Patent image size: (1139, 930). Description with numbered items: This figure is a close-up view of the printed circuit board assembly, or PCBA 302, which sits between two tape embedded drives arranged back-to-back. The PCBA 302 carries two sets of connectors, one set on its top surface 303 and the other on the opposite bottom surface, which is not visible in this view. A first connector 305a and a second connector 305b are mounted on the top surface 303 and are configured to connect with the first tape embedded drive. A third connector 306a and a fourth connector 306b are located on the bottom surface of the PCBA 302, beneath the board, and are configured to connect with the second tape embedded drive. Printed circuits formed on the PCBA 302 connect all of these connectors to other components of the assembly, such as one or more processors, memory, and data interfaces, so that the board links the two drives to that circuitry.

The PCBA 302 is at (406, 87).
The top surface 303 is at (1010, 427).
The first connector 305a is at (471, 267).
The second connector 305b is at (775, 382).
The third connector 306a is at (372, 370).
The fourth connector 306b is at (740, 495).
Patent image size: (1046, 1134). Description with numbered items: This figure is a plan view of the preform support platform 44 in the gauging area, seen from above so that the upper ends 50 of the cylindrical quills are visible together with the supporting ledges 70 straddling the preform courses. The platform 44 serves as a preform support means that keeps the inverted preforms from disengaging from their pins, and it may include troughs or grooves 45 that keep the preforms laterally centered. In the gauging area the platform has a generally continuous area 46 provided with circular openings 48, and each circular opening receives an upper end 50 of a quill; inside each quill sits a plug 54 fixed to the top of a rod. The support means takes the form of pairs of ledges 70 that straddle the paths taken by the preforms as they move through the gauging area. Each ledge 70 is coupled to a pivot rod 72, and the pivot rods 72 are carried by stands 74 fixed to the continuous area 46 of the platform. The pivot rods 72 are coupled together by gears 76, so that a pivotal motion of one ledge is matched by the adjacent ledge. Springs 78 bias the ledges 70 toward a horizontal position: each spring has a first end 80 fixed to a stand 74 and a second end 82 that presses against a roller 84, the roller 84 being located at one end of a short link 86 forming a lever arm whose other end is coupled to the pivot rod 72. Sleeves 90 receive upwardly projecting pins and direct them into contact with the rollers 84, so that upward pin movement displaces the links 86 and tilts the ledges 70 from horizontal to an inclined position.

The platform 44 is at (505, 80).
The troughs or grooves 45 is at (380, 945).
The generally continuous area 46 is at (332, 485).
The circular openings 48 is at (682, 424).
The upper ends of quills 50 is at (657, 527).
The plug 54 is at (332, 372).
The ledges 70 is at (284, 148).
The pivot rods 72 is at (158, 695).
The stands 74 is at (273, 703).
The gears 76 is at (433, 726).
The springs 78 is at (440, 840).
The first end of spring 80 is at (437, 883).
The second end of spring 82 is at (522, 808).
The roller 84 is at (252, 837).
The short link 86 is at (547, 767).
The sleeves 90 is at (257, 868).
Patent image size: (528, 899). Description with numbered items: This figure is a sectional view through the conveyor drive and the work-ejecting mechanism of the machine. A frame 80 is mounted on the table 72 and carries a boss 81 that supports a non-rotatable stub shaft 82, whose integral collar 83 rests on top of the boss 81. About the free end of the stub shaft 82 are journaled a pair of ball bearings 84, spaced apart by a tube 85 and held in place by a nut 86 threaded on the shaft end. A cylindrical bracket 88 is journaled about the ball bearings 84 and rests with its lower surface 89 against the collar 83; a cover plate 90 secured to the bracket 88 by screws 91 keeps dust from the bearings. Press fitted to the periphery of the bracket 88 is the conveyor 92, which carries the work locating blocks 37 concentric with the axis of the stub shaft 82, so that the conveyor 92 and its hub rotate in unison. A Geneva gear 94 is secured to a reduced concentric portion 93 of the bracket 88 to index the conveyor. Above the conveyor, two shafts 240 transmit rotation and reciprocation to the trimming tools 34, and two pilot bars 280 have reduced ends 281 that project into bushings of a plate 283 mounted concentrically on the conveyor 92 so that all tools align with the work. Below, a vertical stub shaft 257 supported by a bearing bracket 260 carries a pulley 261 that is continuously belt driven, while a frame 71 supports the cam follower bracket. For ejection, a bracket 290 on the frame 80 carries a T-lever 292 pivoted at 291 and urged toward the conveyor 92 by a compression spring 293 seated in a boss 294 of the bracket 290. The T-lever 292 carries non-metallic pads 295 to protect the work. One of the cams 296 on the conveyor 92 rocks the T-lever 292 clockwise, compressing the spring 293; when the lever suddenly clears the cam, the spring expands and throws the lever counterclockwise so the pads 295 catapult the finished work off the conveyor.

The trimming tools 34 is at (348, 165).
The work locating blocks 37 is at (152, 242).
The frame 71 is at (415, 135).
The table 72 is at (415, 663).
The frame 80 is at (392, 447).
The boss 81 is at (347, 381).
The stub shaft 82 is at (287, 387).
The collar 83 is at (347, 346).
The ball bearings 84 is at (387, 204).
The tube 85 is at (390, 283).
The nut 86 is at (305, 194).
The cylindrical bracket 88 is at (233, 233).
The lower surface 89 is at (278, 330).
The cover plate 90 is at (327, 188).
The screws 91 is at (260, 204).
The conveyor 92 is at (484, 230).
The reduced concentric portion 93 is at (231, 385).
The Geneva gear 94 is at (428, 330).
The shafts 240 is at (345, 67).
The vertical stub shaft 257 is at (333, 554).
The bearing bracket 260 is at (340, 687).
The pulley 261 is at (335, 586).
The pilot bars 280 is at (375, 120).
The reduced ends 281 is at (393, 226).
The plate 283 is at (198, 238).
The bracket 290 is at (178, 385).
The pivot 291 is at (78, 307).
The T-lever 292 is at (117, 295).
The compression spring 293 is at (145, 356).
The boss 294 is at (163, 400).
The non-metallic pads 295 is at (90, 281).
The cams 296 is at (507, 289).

◇ ◇ ◇ ◇ ◇ ◇ ◇

### Short task
Please copy every line of the three items above, word for word, leaving nothing out.

### Solution for this task
Patent image size: (1139, 930). Description with numbered items: This figure is a close-up view of the printed circuit board assembly, or PCBA 302, which sits between two tape embedded drives arranged back-to-back. The PCBA 302 carries two sets of connectors, one set on its top surface 303 and the other on the opposite bottom surface, which is not visible in this view. A first connector 305a and a second connector 305b are mounted on the top surface 303 and are configured to connect with the first tape embedded drive. A third connector 306a and a fourth connector 306b are located on the bottom surface of the PCBA 302, beneath the board, and are configured to connect with the second tape embedded drive. Printed circuits formed on the PCBA 302 connect all of these connectors to other components of the assembly, such as one or more processors, memory, and data interfaces, so that the board links the two drives to that circuitry.

The PCBA 302 is at (406, 87).
The top surface 303 is at (1010, 427).
The first connector 305a is at (471, 267).
The second connector 305b is at (775, 382).
The third connector 306a is at (372, 370).
The fourth connector 306b is at (740, 495).
Patent image size: (1046, 1134). Description with numbered items: This figure is a plan view of the preform support platform 44 in the gauging area, seen from above so that the upper ends 50 of the cylindrical quills are visible together with the supporting ledges 70 straddling the preform courses. The platform 44 serves as a preform support means that keeps the inverted preforms from disengaging from their pins, and it may include troughs or grooves 45 that keep the preforms laterally centered. In the gauging area the platform has a generally continuous area 46 provided with circular openings 48, and each circular opening receives an upper end 50 of a quill; inside each quill sits a plug 54 fixed to the top of a rod. The support means takes the form of pairs of ledges 70 that straddle the paths taken by the preforms as they move through the gauging area. Each ledge 70 is coupled to a pivot rod 72, and the pivot rods 72 are carried by stands 74 fixed to the continuous area 46 of the platform. The pivot rods 72 are coupled together by gears 76, so that a pivotal motion of one ledge is matched by the adjacent ledge. Springs 78 bias the ledges 70 toward a horizontal position: each spring has a first end 80 fixed to a stand 74 and a second end 82 that presses against a roller 84, the roller 84 being located at one end of a short link 86 forming a lever arm whose other end is coupled to the pivot rod 72. Sleeves 90 receive upwardly projecting pins and direct them into contact with the rollers 84, so that upward pin movement displaces the links 86 and tilts the ledges 70 from horizontal to an inclined position.

The platform 44 is at (505, 80).
The troughs or grooves 45 is at (380, 945).
The generally continuous area 46 is at (332, 485).
The circular openings 48 is at (682, 424).
The upper ends of quills 50 is at (657, 527).
The plug 54 is at (332, 372).
The ledges 70 is at (284, 148).
The pivot rods 72 is at (158, 695).
The stands 74 is at (273, 703).
The gears 76 is at (433, 726).
The springs 78 is at (440, 840).
The first end of spring 80 is at (437, 883).
The second end of spring 82 is at (522, 808).
The roller 84 is at (252, 837).
The short link 86 is at (547, 767).
The sleeves 90 is at (257, 868).
Patent image size: (528, 899). Description with numbered items: This figure is a sectional view through the conveyor drive and the work-ejecting mechanism of the machine. A frame 80 is mounted on the table 72 and carries a boss 81 that supports a non-rotatable stub shaft 82, whose integral collar 83 rests on top of the boss 81. About the free end of the stub shaft 82 are journaled a pair of ball bearings 84, spaced apart by a tube 85 and held in place by a nut 86 threaded on the shaft end. A cylindrical bracket 88 is journaled about the ball bearings 84 and rests with its lower surface 89 against the collar 83; a cover plate 90 secured to the bracket 88 by screws 91 keeps dust from the bearings. Press fitted to the periphery of the bracket 88 is the conveyor 92, which carries the work locating blocks 37 concentric with the axis of the stub shaft 82, so that the conveyor 92 and its hub rotate in unison. A Geneva gear 94 is secured to a reduced concentric portion 93 of the bracket 88 to index the conveyor. Above the conveyor, two shafts 240 transmit rotation and reciprocation to the trimming tools 34, and two pilot bars 280 have reduced ends 281 that project into bushings of a plate 283 mounted concentrically on the conveyor 92 so that all tools align with the work. Below, a vertical stub shaft 257 supported by a bearing bracket 260 carries a pulley 261 that is continuously belt driven, while a frame 71 supports the cam follower bracket. For ejection, a bracket 290 on the frame 80 carries a T-lever 292 pivoted at 291 and urged toward the conveyor 92 by a compression spring 293 seated in a boss 294 of the bracket 290. The T-lever 292 carries non-metallic pads 295 to protect the work. One of the cams 296 on the conveyor 92 rocks the T-lever 292 clockwise, compressing the spring 293; when the lever suddenly clears the cam, the spring expands and throws the lever counterclockwise so the pads 295 catapult the finished work off the conveyor.

The trimming tools 34 is at (348, 165).
The work locating blocks 37 is at (152, 242).
The frame 71 is at (415, 135).
The table 72 is at (415, 663).
The frame 80 is at (392, 447).
The boss 81 is at (347, 381).
The stub shaft 82 is at (287, 387).
The collar 83 is at (347, 346).
The ball bearings 84 is at (387, 204).
The tube 85 is at (390, 283).
The nut 86 is at (305, 194).
The cylindrical bracket 88 is at (233, 233).
The lower surface 89 is at (278, 330).
The cover plate 90 is at (327, 188).
The screws 91 is at (260, 204).
The conveyor 92 is at (484, 230).
The reduced concentric portion 93 is at (231, 385).
The Geneva gear 94 is at (428, 330).
The shafts 240 is at (345, 67).
The vertical stub shaft 257 is at (333, 554).
The bearing bracket 260 is at (340, 687).
The pulley 261 is at (335, 586).
The pilot bars 280 is at (375, 120).
The reduced ends 281 is at (393, 226).
The plate 283 is at (198, 238).
The bracket 290 is at (178, 385).
The pivot 291 is at (78, 307).
The T-lever 292 is at (117, 295).
The compression spring 293 is at (145, 356).
The boss 294 is at (163, 400).
The non-metallic pads 295 is at (90, 281).
The cams 296 is at (507, 289).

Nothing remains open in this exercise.